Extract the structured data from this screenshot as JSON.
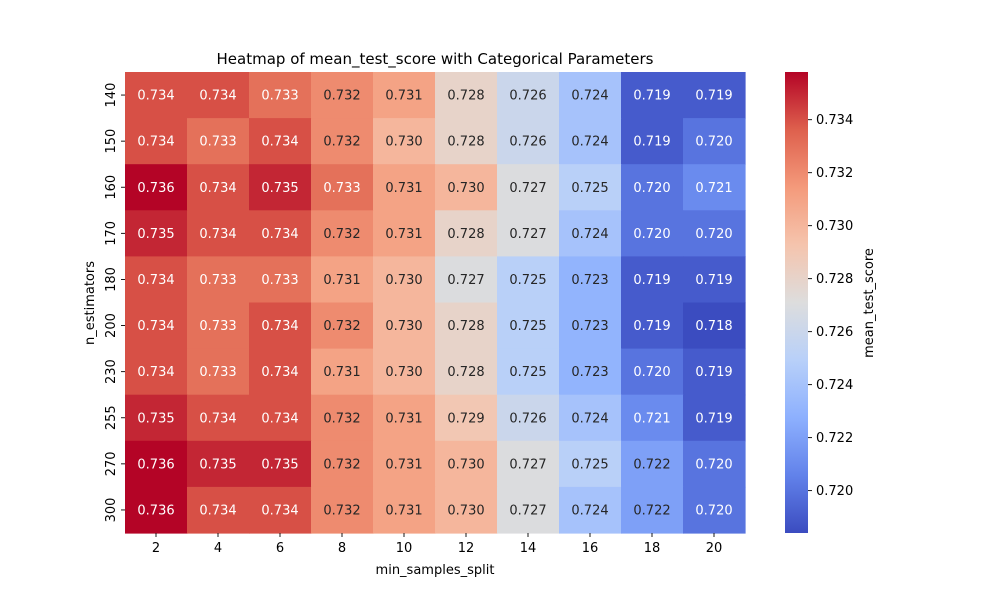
{
  "chart_data": {
    "type": "heatmap",
    "title": "Heatmap of mean_test_score with Categorical Parameters",
    "xlabel": "min_samples_split",
    "ylabel": "n_estimators",
    "colorbar_label": "mean_test_score",
    "colormap": "coolwarm",
    "x_categories": [
      "2",
      "4",
      "6",
      "8",
      "10",
      "12",
      "14",
      "16",
      "18",
      "20"
    ],
    "y_categories": [
      "140",
      "150",
      "160",
      "170",
      "180",
      "200",
      "230",
      "255",
      "270",
      "300"
    ],
    "values": [
      [
        0.734,
        0.734,
        0.733,
        0.732,
        0.731,
        0.728,
        0.726,
        0.724,
        0.719,
        0.719
      ],
      [
        0.734,
        0.733,
        0.734,
        0.732,
        0.73,
        0.728,
        0.726,
        0.724,
        0.719,
        0.72
      ],
      [
        0.736,
        0.734,
        0.735,
        0.733,
        0.731,
        0.73,
        0.727,
        0.725,
        0.72,
        0.721
      ],
      [
        0.735,
        0.734,
        0.734,
        0.732,
        0.731,
        0.728,
        0.727,
        0.724,
        0.72,
        0.72
      ],
      [
        0.734,
        0.733,
        0.733,
        0.731,
        0.73,
        0.727,
        0.725,
        0.723,
        0.719,
        0.719
      ],
      [
        0.734,
        0.733,
        0.734,
        0.732,
        0.73,
        0.728,
        0.725,
        0.723,
        0.719,
        0.718
      ],
      [
        0.734,
        0.733,
        0.734,
        0.731,
        0.73,
        0.728,
        0.725,
        0.723,
        0.72,
        0.719
      ],
      [
        0.735,
        0.734,
        0.734,
        0.732,
        0.731,
        0.729,
        0.726,
        0.724,
        0.721,
        0.719
      ],
      [
        0.736,
        0.735,
        0.735,
        0.732,
        0.731,
        0.73,
        0.727,
        0.725,
        0.722,
        0.72
      ],
      [
        0.736,
        0.734,
        0.734,
        0.732,
        0.731,
        0.73,
        0.727,
        0.724,
        0.722,
        0.72
      ]
    ],
    "vmin": 0.7184,
    "vmax": 0.7358,
    "colorbar_ticks": [
      "0.720",
      "0.722",
      "0.724",
      "0.726",
      "0.728",
      "0.730",
      "0.732",
      "0.734"
    ],
    "annotated": true,
    "grid": false
  }
}
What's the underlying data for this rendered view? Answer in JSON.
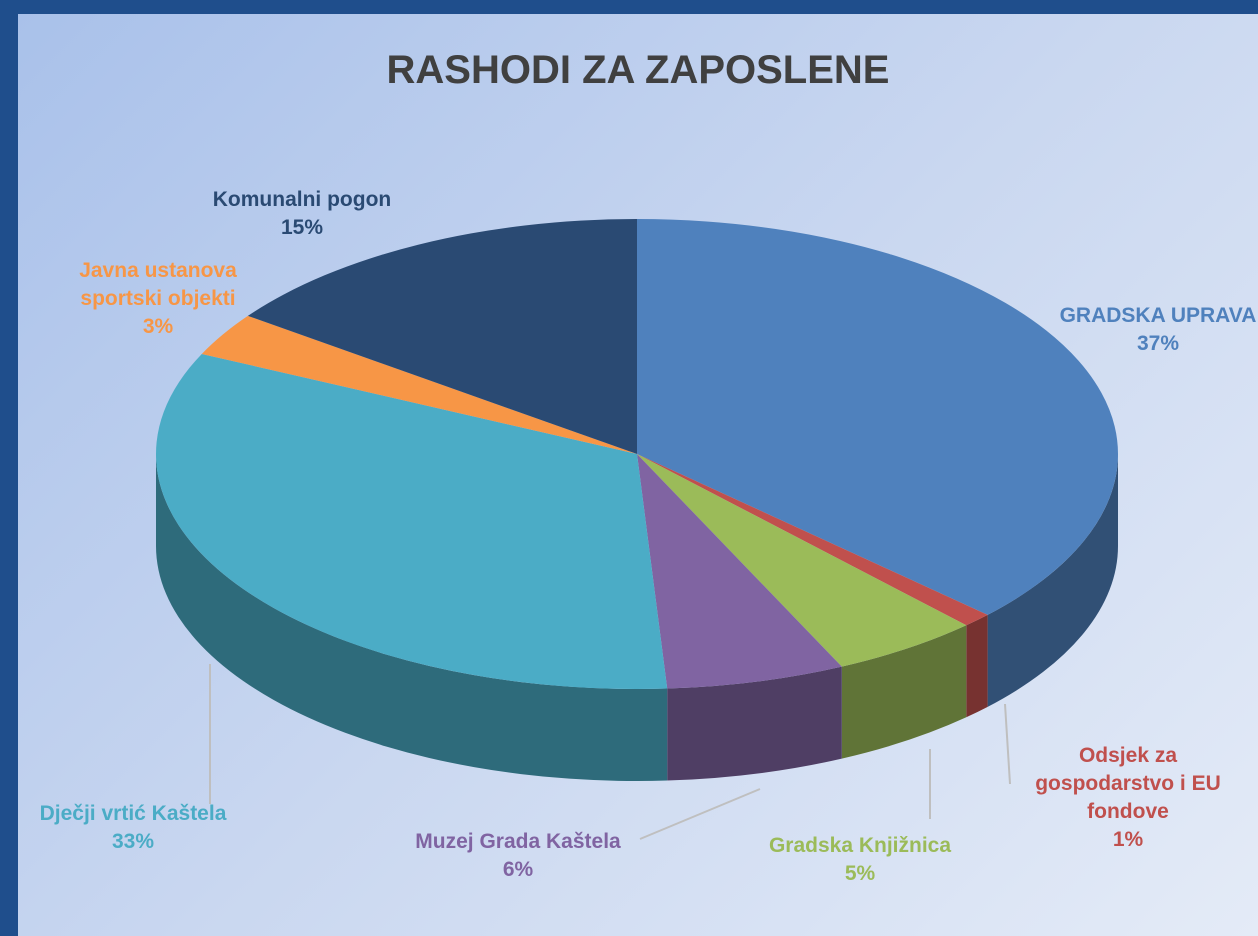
{
  "chart_data": {
    "type": "pie",
    "title": "RASHODI ZA ZAPOSLENE",
    "categories": [
      "GRADSKA UPRAVA",
      "Odsjek za gospodarstvo i EU fondove",
      "Gradska Knjižnica",
      "Muzej Grada Kaštela",
      "Dječji vrtić Kaštela",
      "Javna ustanova sportski objekti",
      "Komunalni pogon"
    ],
    "values": [
      37,
      1,
      5,
      6,
      33,
      3,
      15
    ],
    "value_labels": [
      "37%",
      "1%",
      "5%",
      "6%",
      "33%",
      "3%",
      "15%"
    ],
    "colors": [
      "#4f81bd",
      "#c0504d",
      "#9bbb59",
      "#8064a2",
      "#4bacc6",
      "#f79646",
      "#2a4a73"
    ]
  }
}
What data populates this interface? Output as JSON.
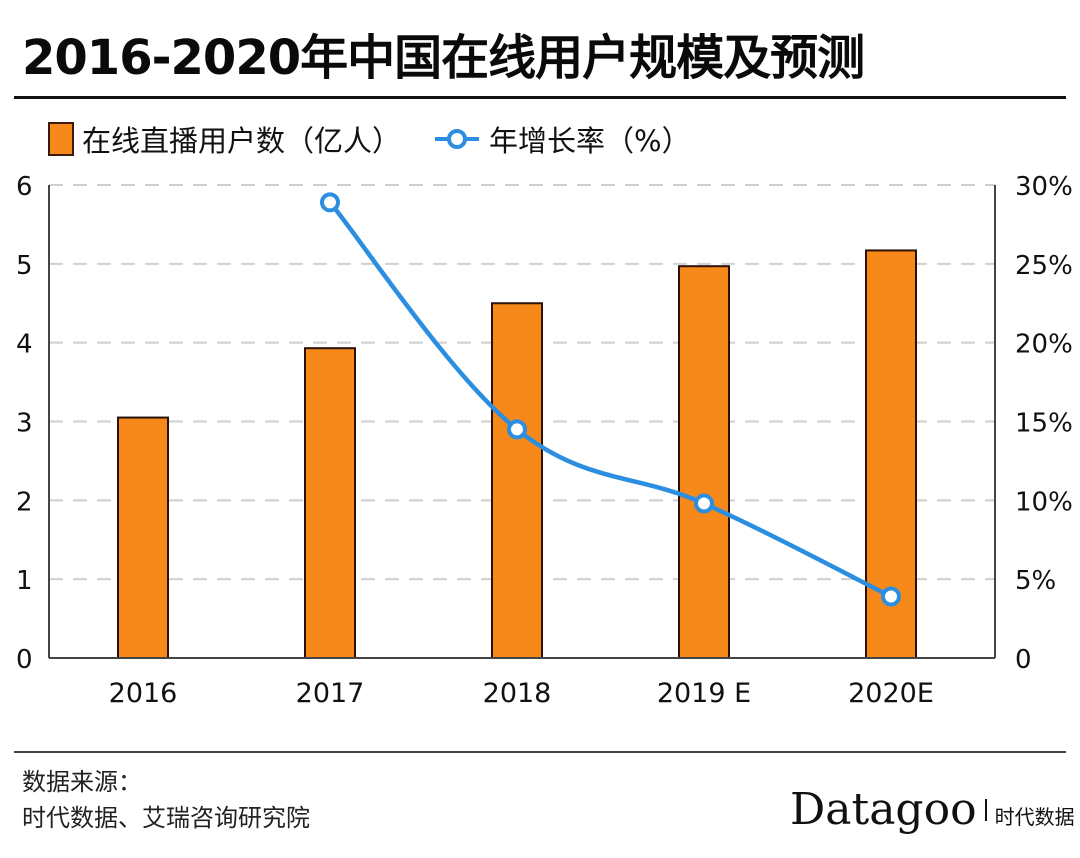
--
EXERCISE TASK: Transcribe the full listing above exactly as it stands, minus the pictures.

COMPLETED TASK:
Extract the structured data from this screenshot as JSON.
{
  "chart_data": {
    "type": "heatmap",
    "title": "Heatmap of mean_test_score with Categorical Parameters",
    "xlabel": "min_samples_split",
    "ylabel": "n_estimators",
    "colorbar_label": "mean_test_score",
    "colormap": "coolwarm",
    "x_categories": [
      "2",
      "4",
      "6",
      "8",
      "10",
      "12",
      "14",
      "16",
      "18",
      "20"
    ],
    "y_categories": [
      "140",
      "150",
      "160",
      "170",
      "180",
      "200",
      "230",
      "255",
      "270",
      "300"
    ],
    "values": [
      [
        0.734,
        0.734,
        0.733,
        0.732,
        0.731,
        0.728,
        0.726,
        0.724,
        0.719,
        0.719
      ],
      [
        0.734,
        0.733,
        0.734,
        0.732,
        0.73,
        0.728,
        0.726,
        0.724,
        0.719,
        0.72
      ],
      [
        0.736,
        0.734,
        0.735,
        0.733,
        0.731,
        0.73,
        0.727,
        0.725,
        0.72,
        0.721
      ],
      [
        0.735,
        0.734,
        0.734,
        0.732,
        0.731,
        0.728,
        0.727,
        0.724,
        0.72,
        0.72
      ],
      [
        0.734,
        0.733,
        0.733,
        0.731,
        0.73,
        0.727,
        0.725,
        0.723,
        0.719,
        0.719
      ],
      [
        0.734,
        0.733,
        0.734,
        0.732,
        0.73,
        0.728,
        0.725,
        0.723,
        0.719,
        0.718
      ],
      [
        0.734,
        0.733,
        0.734,
        0.731,
        0.73,
        0.728,
        0.725,
        0.723,
        0.72,
        0.719
      ],
      [
        0.735,
        0.734,
        0.734,
        0.732,
        0.731,
        0.729,
        0.726,
        0.724,
        0.721,
        0.719
      ],
      [
        0.736,
        0.735,
        0.735,
        0.732,
        0.731,
        0.73,
        0.727,
        0.725,
        0.722,
        0.72
      ],
      [
        0.736,
        0.734,
        0.734,
        0.732,
        0.731,
        0.73,
        0.727,
        0.724,
        0.722,
        0.72
      ]
    ],
    "vmin": 0.7184,
    "vmax": 0.7358,
    "colorbar_ticks": [
      "0.720",
      "0.722",
      "0.724",
      "0.726",
      "0.728",
      "0.730",
      "0.732",
      "0.734"
    ],
    "annotated": true,
    "grid": false
  }
}
What's the underlying data for this rendered view? Answer in JSON.
{
  "chart_data": {
    "type": "pie",
    "title": "RASHODI ZA ZAPOSLENE",
    "categories": [
      "GRADSKA UPRAVA",
      "Odsjek za gospodarstvo i EU fondove",
      "Gradska Knjižnica",
      "Muzej Grada Kaštela",
      "Dječji vrtić Kaštela",
      "Javna ustanova sportski objekti",
      "Komunalni pogon"
    ],
    "values": [
      37,
      1,
      5,
      6,
      33,
      3,
      15
    ],
    "value_labels": [
      "37%",
      "1%",
      "5%",
      "6%",
      "33%",
      "3%",
      "15%"
    ],
    "colors": [
      "#4f81bd",
      "#c0504d",
      "#9bbb59",
      "#8064a2",
      "#4bacc6",
      "#f79646",
      "#2a4a73"
    ]
  }
}
What data populates this interface? Output as JSON.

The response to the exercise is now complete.